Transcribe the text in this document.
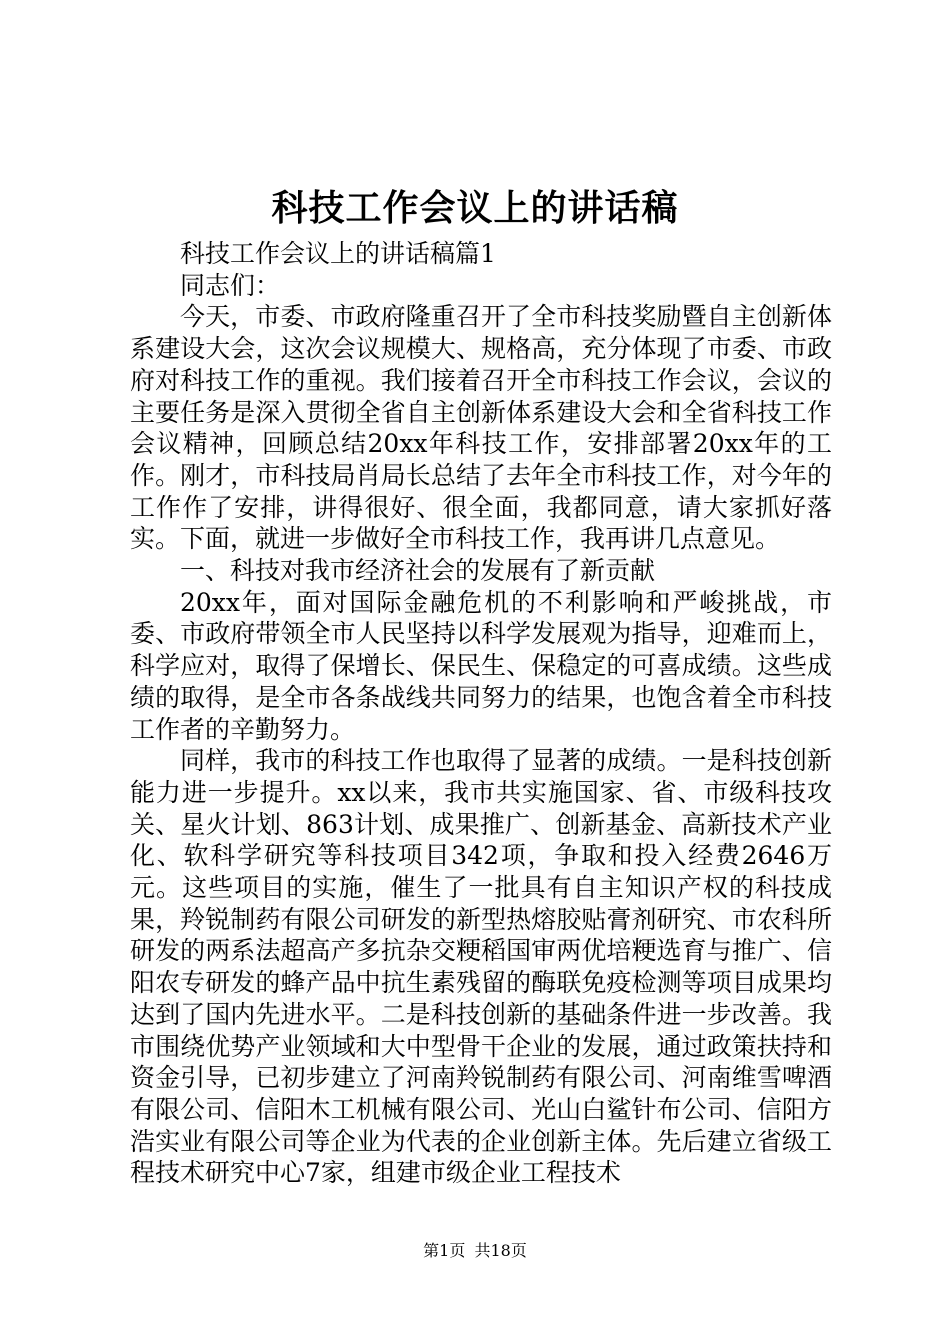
科技工作会议上的讲话稿

科技工作会议上的讲话稿篇1

同志们：

今天，市委、市政府隆重召开了全市科技奖励暨自主创新体系建设大会，这次会议规模大、规格高，充分体现了市委、市政府对科技工作的重视。我们接着召开全市科技工作会议，会议的主要任务是深入贯彻全省自主创新体系建设大会和全省科技工作会议精神，回顾总结20xx年科技工作，安排部署20xx年的工作。刚才，市科技局肖局长总结了去年全市科技工作，对今年的工作作了安排，讲得很好、很全面，我都同意，请大家抓好落实。下面，就进一步做好全市科技工作，我再讲几点意见。

一、科技对我市经济社会的发展有了新贡献

20xx年，面对国际金融危机的不利影响和严峻挑战，市委、市政府带领全市人民坚持以科学发展观为指导，迎难而上，科学应对，取得了保增长、保民生、保稳定的可喜成绩。这些成绩的取得，是全市各条战线共同努力的结果，也饱含着全市科技工作者的辛勤努力。

同样，我市的科技工作也取得了显著的成绩。一是科技创新能力进一步提升。xx以来，我市共实施国家、省、市级科技攻关、星火计划、863计划、成果推广、创新基金、高新技术产业化、软科学研究等科技项目342项，争取和投入经费2646万元。这些项目的实施，催生了一批具有自主知识产权的科技成果，羚锐制药有限公司研发的新型热熔胶贴膏剂研究、市农科所研发的两系法超高产多抗杂交粳稻国审两优培粳选育与推广、信阳农专研发的蜂产品中抗生素残留的酶联免疫检测等项目成果均达到了国内先进水平。二是科技创新的基础条件进一步改善。我市围绕优势产业领域和大中型骨干企业的发展，通过政策扶持和资金引导，已初步建立了河南羚锐制药有限公司、河南维雪啤酒有限公司、信阳木工机械有限公司、光山白鲨针布公司、信阳方浩实业有限公司等企业为代表的企业创新主体。先后建立省级工程技术研究中心7家，组建市级企业工程技术

第1页 共18页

**SHORT EXERCISE:** The listing above needs to be output again exactly. Don't include the pictures.

**THE OUTPUT:**
Transcribe the text in this document.
科技工作会议上的讲话稿

科技工作会议上的讲话稿篇1

同志们：

今天，市委、市政府隆重召开了全市科技奖励暨自主创新体系建设大会，这次会议规模大、规格高，充分体现了市委、市政府对科技工作的重视。我们接着召开全市科技工作会议，会议的主要任务是深入贯彻全省自主创新体系建设大会和全省科技工作会议精神，回顾总结20xx年科技工作，安排部署20xx年的工作。刚才，市科技局肖局长总结了去年全市科技工作，对今年的工作作了安排，讲得很好、很全面，我都同意，请大家抓好落实。下面，就进一步做好全市科技工作，我再讲几点意见。

一、科技对我市经济社会的发展有了新贡献

20xx年，面对国际金融危机的不利影响和严峻挑战，市委、市政府带领全市人民坚持以科学发展观为指导，迎难而上，科学应对，取得了保增长、保民生、保稳定的可喜成绩。这些成绩的取得，是全市各条战线共同努力的结果，也饱含着全市科技工作者的辛勤努力。

同样，我市的科技工作也取得了显著的成绩。一是科技创新能力进一步提升。xx以来，我市共实施国家、省、市级科技攻关、星火计划、863计划、成果推广、创新基金、高新技术产业化、软科学研究等科技项目342项，争取和投入经费2646万元。这些项目的实施，催生了一批具有自主知识产权的科技成果，羚锐制药有限公司研发的新型热熔胶贴膏剂研究、市农科所研发的两系法超高产多抗杂交粳稻国审两优培粳选育与推广、信阳农专研发的蜂产品中抗生素残留的酶联免疫检测等项目成果均达到了国内先进水平。二是科技创新的基础条件进一步改善。我市围绕优势产业领域和大中型骨干企业的发展，通过政策扶持和资金引导，已初步建立了河南羚锐制药有限公司、河南维雪啤酒有限公司、信阳木工机械有限公司、光山白鲨针布公司、信阳方浩实业有限公司等企业为代表的企业创新主体。先后建立省级工程技术研究中心7家，组建市级企业工程技术

第1页 共18页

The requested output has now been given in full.